Aim of the task: Reproduce every record below exactly as it appears.

Records to process:
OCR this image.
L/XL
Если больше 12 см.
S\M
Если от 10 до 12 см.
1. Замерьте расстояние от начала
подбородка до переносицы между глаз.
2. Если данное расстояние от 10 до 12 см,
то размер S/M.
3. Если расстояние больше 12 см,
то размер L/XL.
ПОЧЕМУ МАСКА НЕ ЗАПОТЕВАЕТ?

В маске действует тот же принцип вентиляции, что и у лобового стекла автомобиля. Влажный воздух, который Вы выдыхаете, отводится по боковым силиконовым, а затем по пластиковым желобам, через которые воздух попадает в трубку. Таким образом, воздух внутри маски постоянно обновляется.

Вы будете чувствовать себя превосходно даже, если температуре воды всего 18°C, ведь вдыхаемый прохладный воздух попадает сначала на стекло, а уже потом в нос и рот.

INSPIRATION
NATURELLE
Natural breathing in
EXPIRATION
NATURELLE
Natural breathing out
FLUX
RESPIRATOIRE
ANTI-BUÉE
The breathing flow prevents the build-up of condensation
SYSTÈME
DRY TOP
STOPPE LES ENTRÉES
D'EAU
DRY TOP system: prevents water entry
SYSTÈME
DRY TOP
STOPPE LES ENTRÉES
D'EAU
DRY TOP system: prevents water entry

Result for this exercise:
OCR this image.
L/XL
Если больше 12 см.
S\M
Если от 10 до 12 см.
1. Замерьте расстояние от начала
подбородка до переносицы между глаз.
2. Если данное расстояние от 10 до 12 см,
то размер S/M.
3. Если расстояние больше 12 см,
то размер L/XL.
ПОЧЕМУ МАСКА НЕ ЗАПОТЕВАЕТ?

В маске действует тот же принцип вентиляции, что и у лобового стекла автомобиля. Влажный воздух, который Вы выдыхаете, отводится по боковым силиконовым, а затем по пластиковым желобам, через которые воздух попадает в трубку. Таким образом, воздух внутри маски постоянно обновляется.

Вы будете чувствовать себя превосходно даже, если температуре воды всего 18°C, ведь вдыхаемый прохладный воздух попадает сначала на стекло, а уже потом в нос и рот.

INSPIRATION
NATURELLE
Natural breathing in
EXPIRATION
NATURELLE
Natural breathing out
FLUX
RESPIRATOIRE
ANTI-BUÉE
The breathing flow prevents the build-up of condensation
SYSTÈME
DRY TOP
STOPPE LES ENTRÉES
D'EAU
DRY TOP system: prevents water entry
SYSTÈME
DRY TOP
STOPPE LES ENTRÉES
D'EAU
DRY TOP system: prevents water entry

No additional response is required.